# MATERIAL PROVIDED
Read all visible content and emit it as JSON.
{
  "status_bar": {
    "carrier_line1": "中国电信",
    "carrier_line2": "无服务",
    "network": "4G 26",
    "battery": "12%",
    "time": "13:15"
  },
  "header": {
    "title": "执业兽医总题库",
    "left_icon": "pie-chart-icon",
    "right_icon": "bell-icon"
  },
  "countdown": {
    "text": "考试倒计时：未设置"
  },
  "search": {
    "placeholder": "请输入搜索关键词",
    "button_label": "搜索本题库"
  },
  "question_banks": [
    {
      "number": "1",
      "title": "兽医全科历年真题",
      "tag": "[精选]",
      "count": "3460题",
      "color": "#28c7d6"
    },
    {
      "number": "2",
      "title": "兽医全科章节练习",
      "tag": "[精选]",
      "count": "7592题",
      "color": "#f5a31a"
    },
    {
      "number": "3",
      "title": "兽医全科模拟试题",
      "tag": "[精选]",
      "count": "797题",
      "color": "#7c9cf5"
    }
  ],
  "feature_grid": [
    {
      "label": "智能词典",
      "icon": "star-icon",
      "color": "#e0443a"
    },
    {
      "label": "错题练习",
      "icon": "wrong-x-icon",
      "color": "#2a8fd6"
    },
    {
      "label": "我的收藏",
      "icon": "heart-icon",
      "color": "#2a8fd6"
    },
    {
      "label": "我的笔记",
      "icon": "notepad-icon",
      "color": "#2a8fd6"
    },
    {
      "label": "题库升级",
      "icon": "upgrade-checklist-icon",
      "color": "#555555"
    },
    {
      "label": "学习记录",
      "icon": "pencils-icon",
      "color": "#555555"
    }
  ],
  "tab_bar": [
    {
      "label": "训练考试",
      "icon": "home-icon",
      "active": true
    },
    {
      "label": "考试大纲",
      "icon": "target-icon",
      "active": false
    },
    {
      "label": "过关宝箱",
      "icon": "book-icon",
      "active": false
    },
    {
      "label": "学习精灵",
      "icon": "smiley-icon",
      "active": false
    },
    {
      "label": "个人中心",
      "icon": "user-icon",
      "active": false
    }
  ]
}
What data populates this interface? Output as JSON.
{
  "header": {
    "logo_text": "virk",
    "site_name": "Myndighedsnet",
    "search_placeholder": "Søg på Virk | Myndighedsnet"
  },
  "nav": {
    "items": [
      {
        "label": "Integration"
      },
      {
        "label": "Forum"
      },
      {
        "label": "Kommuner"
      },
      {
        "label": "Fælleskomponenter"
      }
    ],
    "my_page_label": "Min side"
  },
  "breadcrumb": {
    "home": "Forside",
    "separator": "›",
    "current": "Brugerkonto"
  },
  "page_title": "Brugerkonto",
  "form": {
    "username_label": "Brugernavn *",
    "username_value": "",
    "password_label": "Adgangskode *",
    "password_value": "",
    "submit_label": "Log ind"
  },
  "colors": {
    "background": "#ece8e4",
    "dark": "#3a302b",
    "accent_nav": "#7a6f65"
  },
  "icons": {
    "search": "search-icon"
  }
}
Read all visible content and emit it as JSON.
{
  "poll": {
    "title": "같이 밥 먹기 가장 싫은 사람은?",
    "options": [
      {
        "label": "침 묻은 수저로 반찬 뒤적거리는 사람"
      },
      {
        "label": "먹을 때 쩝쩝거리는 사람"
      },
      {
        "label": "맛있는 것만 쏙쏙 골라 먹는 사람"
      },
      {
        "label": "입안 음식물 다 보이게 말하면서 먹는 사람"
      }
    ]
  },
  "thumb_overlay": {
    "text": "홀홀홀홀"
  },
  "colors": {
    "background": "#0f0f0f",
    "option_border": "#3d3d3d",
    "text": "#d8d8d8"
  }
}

# DIRECTION
Where a line above contains the string "background", copy that line.

# SOLVED PROBLEM
    "background": "#ece8e4",
    "background": "#0f0f0f",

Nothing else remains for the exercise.